● **Textabschnitt**
Onnen Siems rechnet damit, dass dann Wettbewerb wieder anziehen könnte. Allerdings gebe es auch „innerhalb unserer Stakeholder weiterhin Wettbewerb“ sagte der MSK-Geschäftsführer. Und die einheitliche App ermögliche den Versicherern dennoch eine individuelle Risikoeinschätzung individuelle. Onnen Siems betonte, dass bei diesem Projekt der Datenschutz voll umfänglich in der App gewahrt bleibe.

Es sei eine Selbstverständlichkeit, dass Telematik-Tarife stets vollkommen „safe“ sein müssen, sonst hätten sie keine Berechtigung im Markt. Doch für die Versicherer, die sich an dem neuen System beteiligen, bestehe in jedem Fall absolute Datentransparenz. Dabei würden die Kunden vollen Zugriff auf die anonymisierten „Rohdaten“.

Dabei gab Onnen Siems Einblicke, wie man über den Datenpool die Charakteristik der einzelnen teilnehmenden Fahrer ermitteln könnte. Beispielsweise könnte man so systematisch ohne Schwierigkeiten Vielfahrer, Pendler oder Fahranfänger tarifieren: „Wir behaupten nicht, die optimale Lösung zu haben, sind uns aber sicher, dass wir bei einer Zusammenarbeit mit vielen Versicherern, künftig die Nase vorne haben“, betonte Onnen Siems.

● **Aufgabe A**
Beantworte anhand des Textabschnitts:
(i) Welche Funktion hat Onnen Siems laut Textabschnitt?
(ii) Wie müssen Telematik-Tarife laut Textabschnitt stets sein, damit sie eine Berechtigung im Markt haben?
(iii) Welche Fahrergruppen könnte man laut Textabschnitt über den Datenpool systematisch tarifieren?
● **Aufgabe B**
Bitte zieh aus den Einträgen jede Zeile heraus, die die Zeichenfolge „updown“ enthält. Groß- und Kleinschreibung zählt dabei.

(Gespeicherte Einträge)
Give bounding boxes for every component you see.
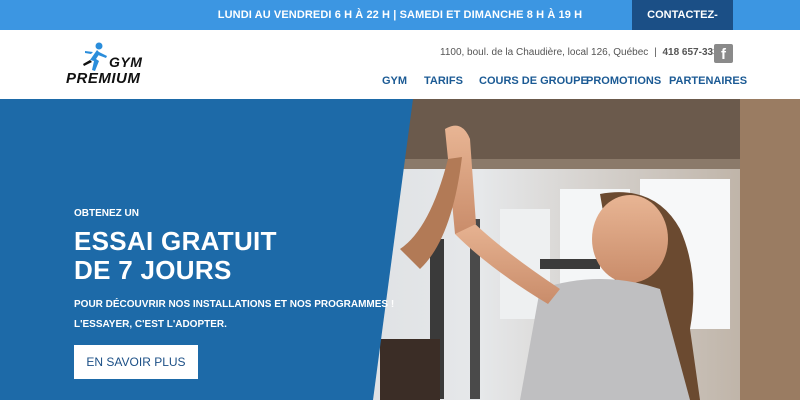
logo-gym-text: GYM (109, 54, 143, 70)
hero-banner: OBTENEZ UN ESSAI GRATUIT DE 7 JOURS POUR… (0, 99, 800, 400)
site-header: GYM PREMIUM 1100, boul. de la Chaudière,… (0, 30, 800, 99)
nav-tarifs[interactable]: TARIFS (424, 72, 463, 90)
nav-promotions[interactable]: PROMOTIONS (586, 72, 661, 90)
nav-gym[interactable]: GYM (382, 72, 407, 90)
hero-subtitle: POUR DÉCOUVRIR NOS INSTALLATIONS ET NOS … (74, 295, 394, 335)
separator: | (654, 47, 657, 58)
nav-partenaires[interactable]: PARTENAIRES (669, 72, 747, 90)
contact-info: 1100, boul. de la Chaudière, local 126, … (440, 45, 724, 61)
hero-subtitle-line-1: POUR DÉCOUVRIR NOS INSTALLATIONS ET NOS … (74, 299, 395, 310)
hero-title: ESSAI GRATUIT DE 7 JOURS (74, 227, 277, 285)
top-bar: LUNDI AU VENDREDI 6 H À 22 H | SAMEDI ET… (0, 0, 800, 51)
hero-eyebrow: OBTENEZ UN (74, 208, 139, 219)
main-nav: GYM TARIFS COURS DE GROUPE PROMOTIONS PA… (0, 72, 800, 90)
facebook-icon[interactable]: f (714, 44, 733, 63)
hero-title-line-1: ESSAI GRATUIT (74, 226, 277, 256)
nav-cours-de-groupe[interactable]: COURS DE GROUPE (479, 72, 588, 90)
hero-title-line-2: DE 7 JOURS (74, 255, 232, 285)
contact-button[interactable]: CONTACTEZ-NOUS (632, 0, 733, 51)
hero-subtitle-line-2: L'ESSAYER, C'EST L'ADOPTER. (74, 319, 227, 330)
address-text: 1100, boul. de la Chaudière, local 126, … (440, 47, 649, 58)
learn-more-button[interactable]: EN SAVOIR PLUS (74, 345, 198, 379)
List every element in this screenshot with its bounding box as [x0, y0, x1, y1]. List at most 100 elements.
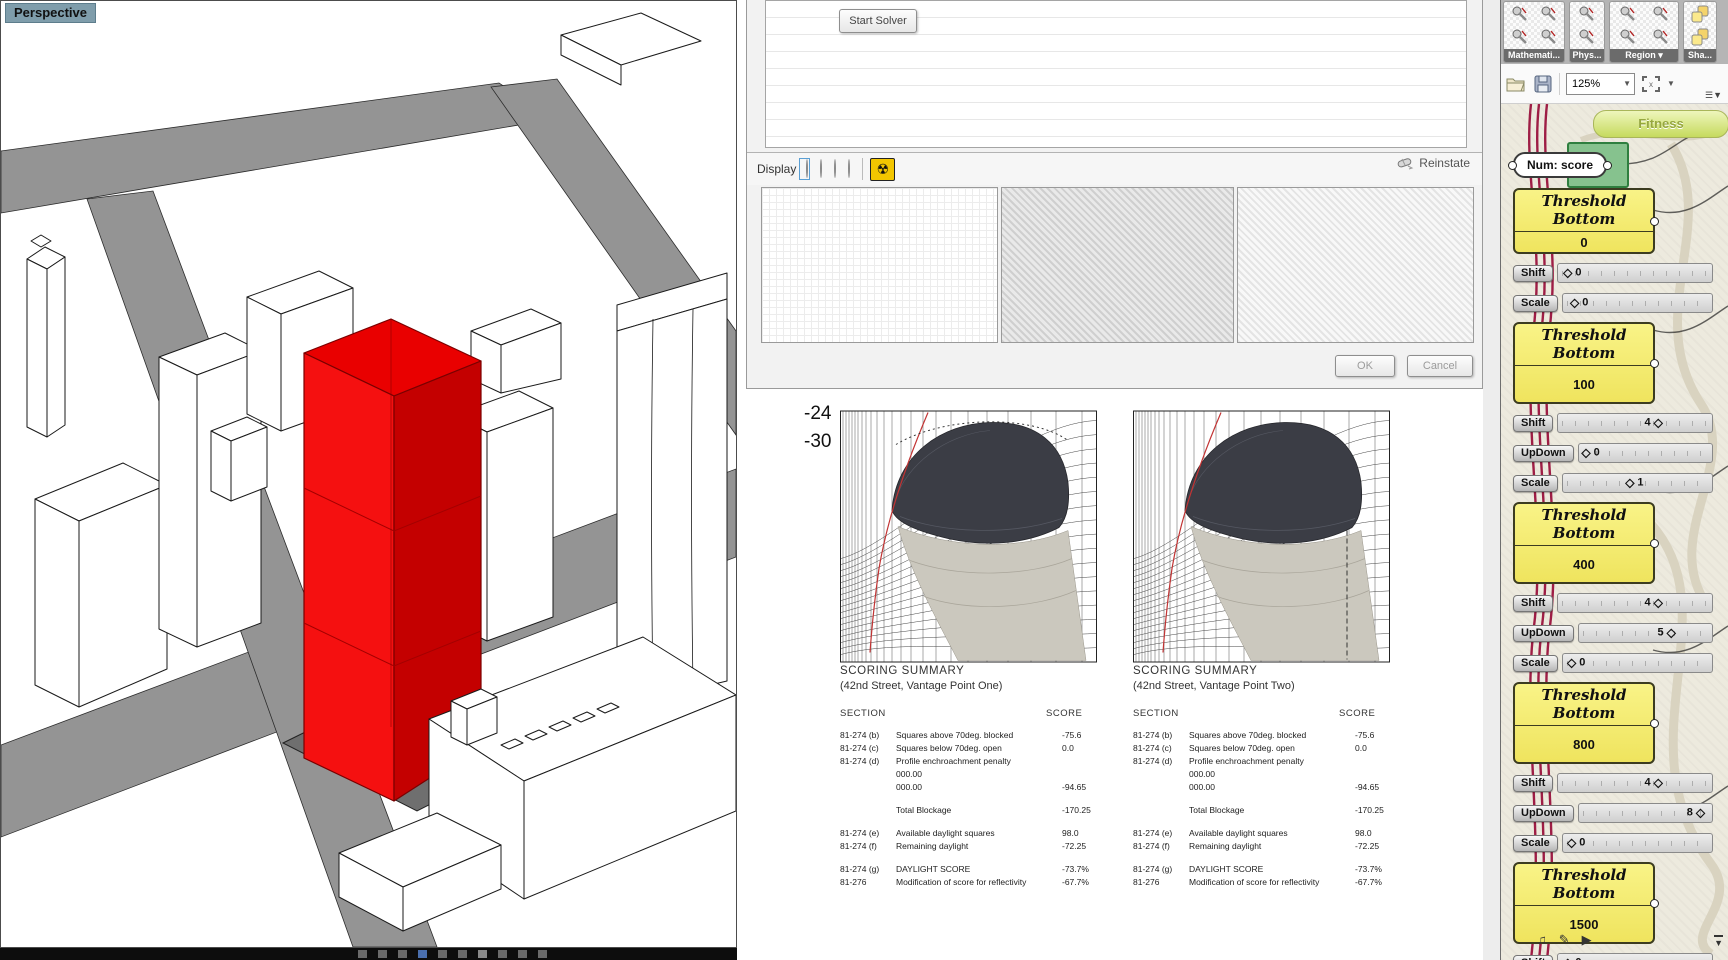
slider-scale[interactable]: Scale◇0	[1513, 292, 1713, 314]
start-solver-button[interactable]: Start Solver	[839, 9, 917, 33]
fitness-component[interactable]: Fitness	[1593, 110, 1728, 138]
taskbar-icon[interactable]	[418, 950, 427, 958]
layers-dropdown-icon[interactable]: ▼	[1714, 935, 1723, 948]
gh-tool-icon[interactable]	[1652, 5, 1670, 23]
slider-track[interactable]: 5◇	[1578, 623, 1713, 643]
gh-tool-icon[interactable]	[1578, 5, 1596, 23]
viewport-perspective-tab[interactable]: Perspective	[5, 3, 96, 23]
display-most-icon[interactable]	[813, 158, 824, 180]
slider-grip[interactable]: 8◇	[1687, 807, 1705, 819]
gh-toolbar-group[interactable]: Region ▾	[1609, 1, 1679, 63]
slider-grip[interactable]: ◇0	[1581, 447, 1599, 459]
slider-diamond-icon[interactable]: ◇	[1570, 298, 1579, 308]
slider-grip[interactable]: 4◇	[1644, 597, 1662, 609]
cancel-button[interactable]: Cancel	[1407, 355, 1473, 377]
slider-track[interactable]: ◇0	[1562, 293, 1713, 313]
slider-shift[interactable]: Shift4◇	[1513, 592, 1713, 614]
slider-grip[interactable]: ◇0	[1570, 297, 1588, 309]
gh-tool-icon[interactable]	[1578, 28, 1596, 46]
slider-track[interactable]: ◇0	[1557, 263, 1713, 283]
note-icon[interactable]: ♫	[1537, 932, 1547, 948]
slider-shift[interactable]: Shift◇0	[1513, 262, 1713, 284]
zoom-level-select[interactable]: 125% ▼	[1566, 73, 1635, 95]
slider-track[interactable]: ◇1	[1562, 473, 1713, 493]
slider-shift[interactable]: Shift◇0	[1513, 952, 1713, 960]
taskbar-icon[interactable]	[378, 950, 387, 958]
slider-grip[interactable]: ◇1	[1625, 477, 1643, 489]
open-file-icon[interactable]	[1505, 75, 1527, 93]
slider-scale[interactable]: Scale◇0	[1513, 832, 1713, 854]
slider-diamond-icon[interactable]: ◇	[1581, 448, 1590, 458]
gh-tool-icon[interactable]	[1652, 28, 1670, 46]
save-icon[interactable]	[1533, 75, 1553, 93]
slider-diamond-icon[interactable]: ◇	[1696, 808, 1705, 818]
zoom-extents-icon[interactable]: x	[1641, 75, 1661, 93]
gh-shape-icon[interactable]	[1690, 27, 1710, 47]
gh-toolbar-group[interactable]: Phys...	[1569, 1, 1605, 63]
slider-grip[interactable]: ◇0	[1563, 267, 1581, 279]
slider-diamond-icon[interactable]: ◇	[1567, 658, 1576, 668]
display-full-icon[interactable]	[799, 158, 810, 180]
taskbar-icon[interactable]	[398, 950, 407, 958]
slider-track[interactable]: ◇0	[1578, 443, 1713, 463]
taskbar-icon[interactable]	[358, 950, 367, 958]
slider-track[interactable]: ◇0	[1562, 833, 1713, 853]
slider-diamond-icon[interactable]: ◇	[1654, 418, 1663, 428]
slider-diamond-icon[interactable]: ◇	[1563, 268, 1572, 278]
gh-tool-icon[interactable]	[1511, 5, 1529, 23]
gh-canvas[interactable]: Fitness Num: score Threshold Bottom0 Shif…	[1501, 104, 1728, 960]
gh-toolbar-group[interactable]: Sha...	[1683, 1, 1717, 63]
display-some-icon[interactable]	[827, 158, 838, 180]
slider-grip[interactable]: ◇0	[1567, 837, 1585, 849]
3d-viewport[interactable]: Perspective	[0, 0, 737, 948]
slider-scale[interactable]: Scale◇0	[1513, 652, 1713, 674]
slider-grip[interactable]: ◇0	[1563, 957, 1581, 960]
slider-track[interactable]: 4◇	[1557, 413, 1713, 433]
taskbar-icon[interactable]	[498, 950, 507, 958]
threshold-panel[interactable]: Threshold Bottom0	[1513, 188, 1655, 254]
gh-tool-icon[interactable]	[1540, 5, 1558, 23]
gh-tool-icon[interactable]	[1540, 28, 1558, 46]
score-pill[interactable]: Num: score	[1513, 152, 1607, 178]
ok-button[interactable]: OK	[1335, 355, 1395, 377]
taskbar-icon[interactable]	[538, 950, 547, 958]
slider-shift[interactable]: Shift4◇	[1513, 772, 1713, 794]
gh-tool-icon[interactable]	[1619, 28, 1637, 46]
threshold-panel[interactable]: Threshold Bottom800	[1513, 682, 1655, 764]
gh-toolbar-group[interactable]: Mathemati...	[1503, 1, 1565, 63]
reinstate-button[interactable]: Reinstate	[1396, 156, 1470, 170]
slider-track[interactable]: 4◇	[1557, 773, 1713, 793]
slider-diamond-icon[interactable]: ◇	[1667, 628, 1676, 638]
slider-diamond-icon[interactable]: ◇	[1567, 838, 1576, 848]
gh-shape-icon[interactable]	[1690, 4, 1710, 24]
slider-updown[interactable]: UpDown8◇	[1513, 802, 1713, 824]
score-parameter[interactable]: Num: score	[1513, 152, 1713, 178]
slider-track[interactable]: ◇0	[1557, 953, 1713, 960]
slider-updown[interactable]: UpDown◇0	[1513, 442, 1713, 464]
slider-diamond-icon[interactable]: ◇	[1654, 778, 1663, 788]
slider-track[interactable]: 8◇	[1578, 803, 1713, 823]
taskbar-icon[interactable]	[438, 950, 447, 958]
hazard-icon[interactable]: ☢	[870, 158, 895, 181]
gh-tool-icon[interactable]	[1511, 28, 1529, 46]
slider-shift[interactable]: Shift4◇	[1513, 412, 1713, 434]
gh-tool-icon[interactable]	[1619, 5, 1637, 23]
slider-diamond-icon[interactable]: ◇	[1625, 478, 1634, 488]
slider-updown[interactable]: UpDown5◇	[1513, 622, 1713, 644]
slider-grip[interactable]: 4◇	[1644, 417, 1662, 429]
slider-grip[interactable]: 5◇	[1657, 627, 1675, 639]
slider-grip[interactable]: ◇0	[1567, 657, 1585, 669]
threshold-panel[interactable]: Threshold Bottom100	[1513, 322, 1655, 404]
slider-scale[interactable]: Scale◇1	[1513, 472, 1713, 494]
play-icon[interactable]: ▶	[1582, 932, 1592, 948]
panel-overflow-icon[interactable]: ☰▼	[1705, 90, 1725, 103]
taskbar-icon[interactable]	[458, 950, 467, 958]
threshold-panel[interactable]: Threshold Bottom400	[1513, 502, 1655, 584]
taskbar-icon[interactable]	[518, 950, 527, 958]
slider-track[interactable]: ◇0	[1562, 653, 1713, 673]
edit-icon[interactable]: ✎	[1559, 932, 1570, 948]
slider-track[interactable]: 4◇	[1557, 593, 1713, 613]
taskbar-icon[interactable]	[478, 950, 487, 958]
slider-diamond-icon[interactable]: ◇	[1654, 598, 1663, 608]
display-min-icon[interactable]	[841, 158, 852, 180]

● **Lösung A**
(i) Er ist MSK-Geschäftsführer.
(ii) Sie müssen stets vollkommen „safe“ sein.
(iii) Vielfahrer, Pendler oder Fahranfänger.

● **Lösung B**
slider-updown[interactable]: UpDown8◇	[1513, 802, 1713, 824]
slider-updown[interactable]: UpDown◇0	[1513, 442, 1713, 464]
slider-updown[interactable]: UpDown5◇	[1513, 622, 1713, 644]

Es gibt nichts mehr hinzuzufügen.